* SUPPLIED MATERIAL *
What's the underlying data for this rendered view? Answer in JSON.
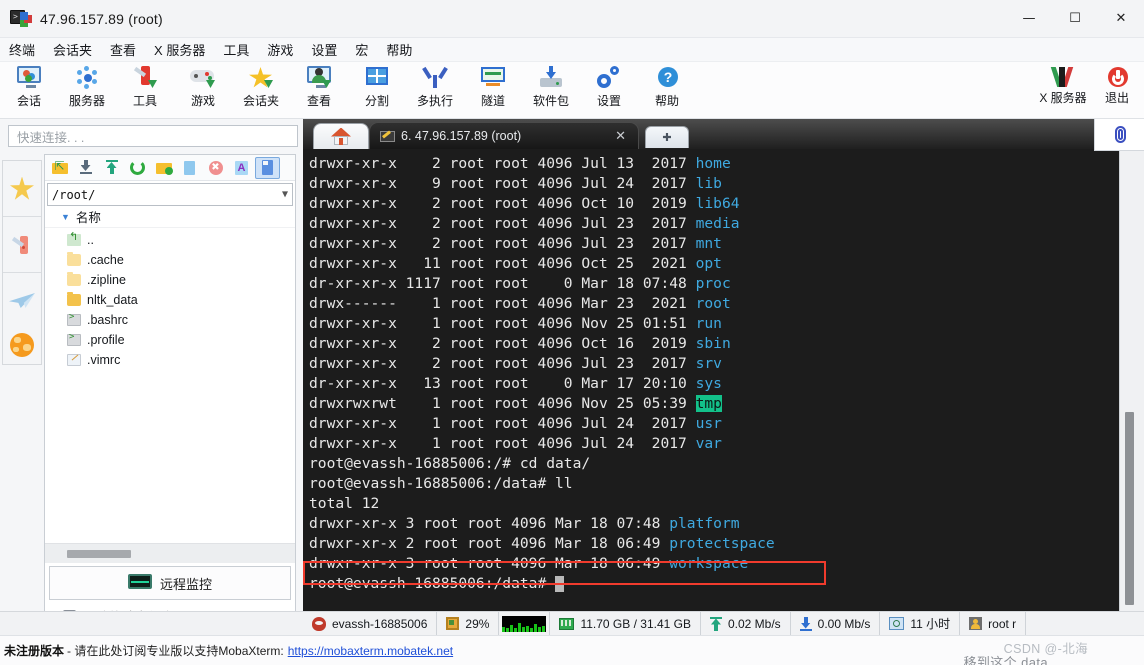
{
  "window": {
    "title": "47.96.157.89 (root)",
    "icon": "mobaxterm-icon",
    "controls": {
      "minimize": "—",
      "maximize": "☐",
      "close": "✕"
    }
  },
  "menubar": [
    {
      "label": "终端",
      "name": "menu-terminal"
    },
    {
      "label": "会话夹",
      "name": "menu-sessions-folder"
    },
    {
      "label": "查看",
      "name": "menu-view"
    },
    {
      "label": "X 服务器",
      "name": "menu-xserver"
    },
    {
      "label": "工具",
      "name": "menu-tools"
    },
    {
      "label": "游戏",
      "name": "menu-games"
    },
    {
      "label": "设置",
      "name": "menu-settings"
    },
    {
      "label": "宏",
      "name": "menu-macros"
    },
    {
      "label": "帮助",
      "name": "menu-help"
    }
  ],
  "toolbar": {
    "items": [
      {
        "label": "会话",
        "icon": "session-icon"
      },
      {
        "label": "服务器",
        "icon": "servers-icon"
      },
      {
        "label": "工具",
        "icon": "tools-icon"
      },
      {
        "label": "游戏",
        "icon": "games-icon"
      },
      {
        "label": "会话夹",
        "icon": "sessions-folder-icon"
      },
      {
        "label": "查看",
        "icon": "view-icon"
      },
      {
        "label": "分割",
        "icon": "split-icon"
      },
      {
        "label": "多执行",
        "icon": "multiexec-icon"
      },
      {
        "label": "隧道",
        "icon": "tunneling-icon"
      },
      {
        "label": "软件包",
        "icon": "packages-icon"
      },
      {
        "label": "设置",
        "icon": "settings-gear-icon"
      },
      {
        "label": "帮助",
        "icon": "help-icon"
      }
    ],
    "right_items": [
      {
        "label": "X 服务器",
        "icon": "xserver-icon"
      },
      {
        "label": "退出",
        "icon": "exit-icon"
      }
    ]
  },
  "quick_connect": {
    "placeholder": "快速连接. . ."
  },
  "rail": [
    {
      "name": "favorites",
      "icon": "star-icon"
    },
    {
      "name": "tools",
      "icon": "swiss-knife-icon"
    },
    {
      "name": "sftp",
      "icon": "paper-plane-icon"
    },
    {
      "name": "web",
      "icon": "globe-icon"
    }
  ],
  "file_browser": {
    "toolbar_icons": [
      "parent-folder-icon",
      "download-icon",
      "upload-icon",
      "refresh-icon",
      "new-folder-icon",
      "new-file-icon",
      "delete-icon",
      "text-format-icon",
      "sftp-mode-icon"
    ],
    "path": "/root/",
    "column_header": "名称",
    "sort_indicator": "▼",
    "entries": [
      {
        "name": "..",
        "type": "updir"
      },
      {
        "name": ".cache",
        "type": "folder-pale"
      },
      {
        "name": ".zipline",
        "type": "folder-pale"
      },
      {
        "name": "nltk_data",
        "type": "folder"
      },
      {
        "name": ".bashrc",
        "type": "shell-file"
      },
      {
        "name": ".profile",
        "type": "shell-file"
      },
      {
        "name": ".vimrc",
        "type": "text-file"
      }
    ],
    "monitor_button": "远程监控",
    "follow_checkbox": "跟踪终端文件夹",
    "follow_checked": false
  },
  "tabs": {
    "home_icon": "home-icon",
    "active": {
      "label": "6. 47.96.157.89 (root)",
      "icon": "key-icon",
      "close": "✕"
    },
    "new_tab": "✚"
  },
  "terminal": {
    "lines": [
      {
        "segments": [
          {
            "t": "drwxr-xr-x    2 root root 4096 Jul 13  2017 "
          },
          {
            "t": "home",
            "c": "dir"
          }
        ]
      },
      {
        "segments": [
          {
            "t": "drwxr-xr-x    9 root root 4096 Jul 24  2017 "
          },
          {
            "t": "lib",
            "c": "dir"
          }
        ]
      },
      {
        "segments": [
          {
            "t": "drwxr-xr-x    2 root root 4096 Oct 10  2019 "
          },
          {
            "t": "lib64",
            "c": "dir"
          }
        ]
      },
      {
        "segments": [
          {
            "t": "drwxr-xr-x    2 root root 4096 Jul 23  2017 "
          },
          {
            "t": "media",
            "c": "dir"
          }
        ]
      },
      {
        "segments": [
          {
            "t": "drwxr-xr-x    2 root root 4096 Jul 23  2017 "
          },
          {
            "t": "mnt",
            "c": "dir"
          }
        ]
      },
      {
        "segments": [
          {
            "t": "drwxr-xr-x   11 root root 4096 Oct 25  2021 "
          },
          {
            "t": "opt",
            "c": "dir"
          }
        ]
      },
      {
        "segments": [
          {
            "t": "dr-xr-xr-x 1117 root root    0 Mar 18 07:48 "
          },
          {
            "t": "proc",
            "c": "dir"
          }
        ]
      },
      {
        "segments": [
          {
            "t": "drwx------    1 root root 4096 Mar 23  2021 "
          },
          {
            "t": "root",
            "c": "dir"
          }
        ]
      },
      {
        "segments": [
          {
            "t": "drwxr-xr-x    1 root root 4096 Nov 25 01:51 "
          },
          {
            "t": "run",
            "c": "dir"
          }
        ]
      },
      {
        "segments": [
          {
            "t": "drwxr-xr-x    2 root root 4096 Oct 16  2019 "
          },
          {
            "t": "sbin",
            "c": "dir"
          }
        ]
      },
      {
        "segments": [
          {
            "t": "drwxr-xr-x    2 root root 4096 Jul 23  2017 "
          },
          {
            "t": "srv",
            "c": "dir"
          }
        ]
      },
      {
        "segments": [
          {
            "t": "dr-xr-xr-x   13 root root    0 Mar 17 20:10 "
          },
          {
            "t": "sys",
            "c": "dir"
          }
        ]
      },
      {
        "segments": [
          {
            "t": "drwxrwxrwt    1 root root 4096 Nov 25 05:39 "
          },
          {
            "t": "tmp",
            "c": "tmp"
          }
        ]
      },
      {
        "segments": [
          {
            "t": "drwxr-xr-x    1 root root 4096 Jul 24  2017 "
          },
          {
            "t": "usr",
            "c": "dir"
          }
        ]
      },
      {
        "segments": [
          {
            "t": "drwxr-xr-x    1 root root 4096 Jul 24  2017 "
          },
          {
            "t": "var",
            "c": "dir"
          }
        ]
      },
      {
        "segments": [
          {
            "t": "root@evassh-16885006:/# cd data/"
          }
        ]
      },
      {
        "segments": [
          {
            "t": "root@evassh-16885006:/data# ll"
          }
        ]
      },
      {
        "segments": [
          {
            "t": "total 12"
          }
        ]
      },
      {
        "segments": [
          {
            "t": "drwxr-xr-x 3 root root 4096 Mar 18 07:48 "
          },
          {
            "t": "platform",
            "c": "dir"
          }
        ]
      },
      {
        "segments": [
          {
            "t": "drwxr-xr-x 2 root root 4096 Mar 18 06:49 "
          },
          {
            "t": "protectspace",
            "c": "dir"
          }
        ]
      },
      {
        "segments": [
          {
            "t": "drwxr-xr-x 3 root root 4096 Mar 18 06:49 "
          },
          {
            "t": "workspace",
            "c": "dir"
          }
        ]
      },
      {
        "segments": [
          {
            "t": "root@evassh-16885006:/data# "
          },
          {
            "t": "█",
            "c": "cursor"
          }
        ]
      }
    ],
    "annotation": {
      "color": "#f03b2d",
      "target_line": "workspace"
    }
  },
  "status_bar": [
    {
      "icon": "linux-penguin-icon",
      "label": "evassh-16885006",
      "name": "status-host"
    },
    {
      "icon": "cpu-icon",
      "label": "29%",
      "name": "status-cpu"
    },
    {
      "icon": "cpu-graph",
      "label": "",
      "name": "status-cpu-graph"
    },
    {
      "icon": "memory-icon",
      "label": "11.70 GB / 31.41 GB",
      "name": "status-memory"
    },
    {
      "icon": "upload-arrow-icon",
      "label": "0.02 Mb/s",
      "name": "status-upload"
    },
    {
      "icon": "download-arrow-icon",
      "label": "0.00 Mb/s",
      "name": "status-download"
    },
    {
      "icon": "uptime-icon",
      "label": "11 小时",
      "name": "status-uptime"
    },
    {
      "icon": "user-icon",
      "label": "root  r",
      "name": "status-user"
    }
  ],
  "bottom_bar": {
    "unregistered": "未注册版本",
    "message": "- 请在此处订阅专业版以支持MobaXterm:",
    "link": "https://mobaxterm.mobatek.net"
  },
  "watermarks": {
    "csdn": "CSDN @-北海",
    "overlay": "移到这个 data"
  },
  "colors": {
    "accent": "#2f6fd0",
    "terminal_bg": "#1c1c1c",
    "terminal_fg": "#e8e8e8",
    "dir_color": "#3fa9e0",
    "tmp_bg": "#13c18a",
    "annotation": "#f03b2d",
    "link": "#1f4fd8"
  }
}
...
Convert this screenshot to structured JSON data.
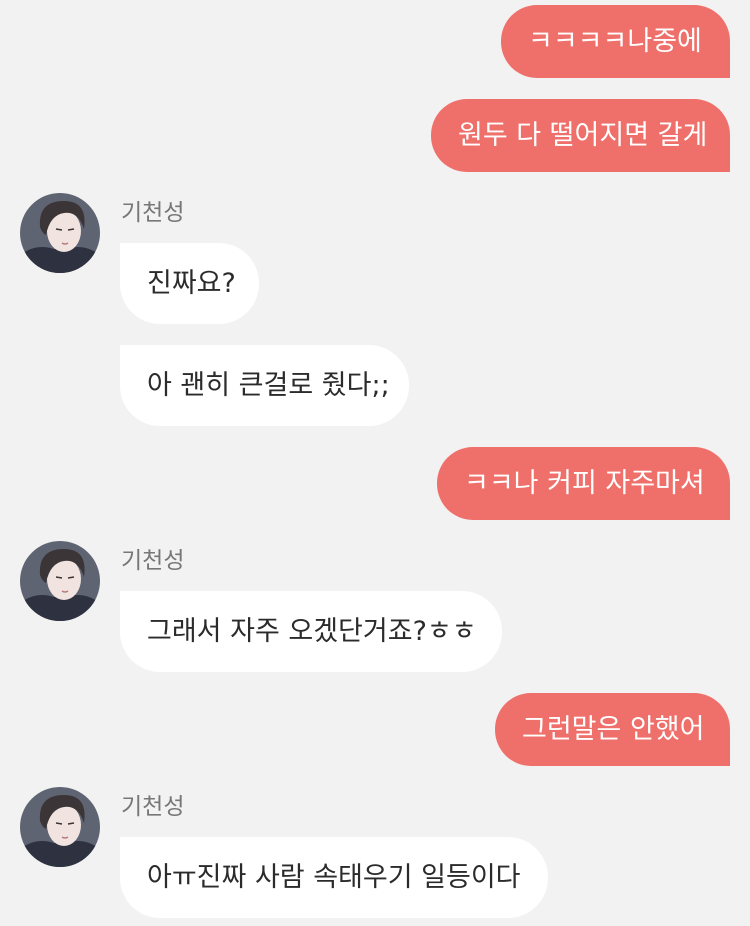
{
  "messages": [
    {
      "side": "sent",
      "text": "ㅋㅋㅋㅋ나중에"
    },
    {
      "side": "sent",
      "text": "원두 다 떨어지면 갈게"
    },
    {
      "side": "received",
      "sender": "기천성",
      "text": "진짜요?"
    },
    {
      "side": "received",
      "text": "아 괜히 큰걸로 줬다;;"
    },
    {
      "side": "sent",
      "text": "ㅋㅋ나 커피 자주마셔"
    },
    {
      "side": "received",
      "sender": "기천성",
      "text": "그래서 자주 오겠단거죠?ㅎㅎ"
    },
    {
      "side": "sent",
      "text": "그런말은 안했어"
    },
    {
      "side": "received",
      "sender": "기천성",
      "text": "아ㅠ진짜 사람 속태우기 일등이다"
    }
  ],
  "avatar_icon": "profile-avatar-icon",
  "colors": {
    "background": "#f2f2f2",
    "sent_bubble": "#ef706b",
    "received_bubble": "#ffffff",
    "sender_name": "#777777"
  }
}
* * *
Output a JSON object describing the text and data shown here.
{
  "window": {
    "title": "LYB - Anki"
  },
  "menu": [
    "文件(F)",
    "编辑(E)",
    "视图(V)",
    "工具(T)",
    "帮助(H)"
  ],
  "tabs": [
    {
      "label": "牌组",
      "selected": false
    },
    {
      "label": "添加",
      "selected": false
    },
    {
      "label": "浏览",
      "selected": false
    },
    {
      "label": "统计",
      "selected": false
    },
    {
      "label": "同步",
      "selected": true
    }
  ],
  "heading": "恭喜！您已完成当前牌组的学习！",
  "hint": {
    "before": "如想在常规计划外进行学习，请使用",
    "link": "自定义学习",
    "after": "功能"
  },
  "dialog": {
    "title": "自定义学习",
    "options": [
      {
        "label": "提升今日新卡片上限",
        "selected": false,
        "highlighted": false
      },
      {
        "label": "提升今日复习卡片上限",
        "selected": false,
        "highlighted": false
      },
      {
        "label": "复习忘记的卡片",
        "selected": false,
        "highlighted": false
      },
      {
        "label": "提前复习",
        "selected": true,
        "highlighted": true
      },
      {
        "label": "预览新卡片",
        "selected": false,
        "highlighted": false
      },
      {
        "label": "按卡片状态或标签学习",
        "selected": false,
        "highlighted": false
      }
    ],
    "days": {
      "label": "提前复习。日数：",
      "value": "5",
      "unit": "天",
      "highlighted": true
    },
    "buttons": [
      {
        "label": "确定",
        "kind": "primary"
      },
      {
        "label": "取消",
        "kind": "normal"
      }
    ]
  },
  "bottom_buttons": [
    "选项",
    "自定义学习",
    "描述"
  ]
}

* WORK TO BE COMPLETED *
Go through the listing above and locate each line that holds the word "upload". Copy those lines.

* EXERCISE SOLUTION *
      "upload-icon",
      "icon": "upload-arrow-icon",
      "name": "status-upload"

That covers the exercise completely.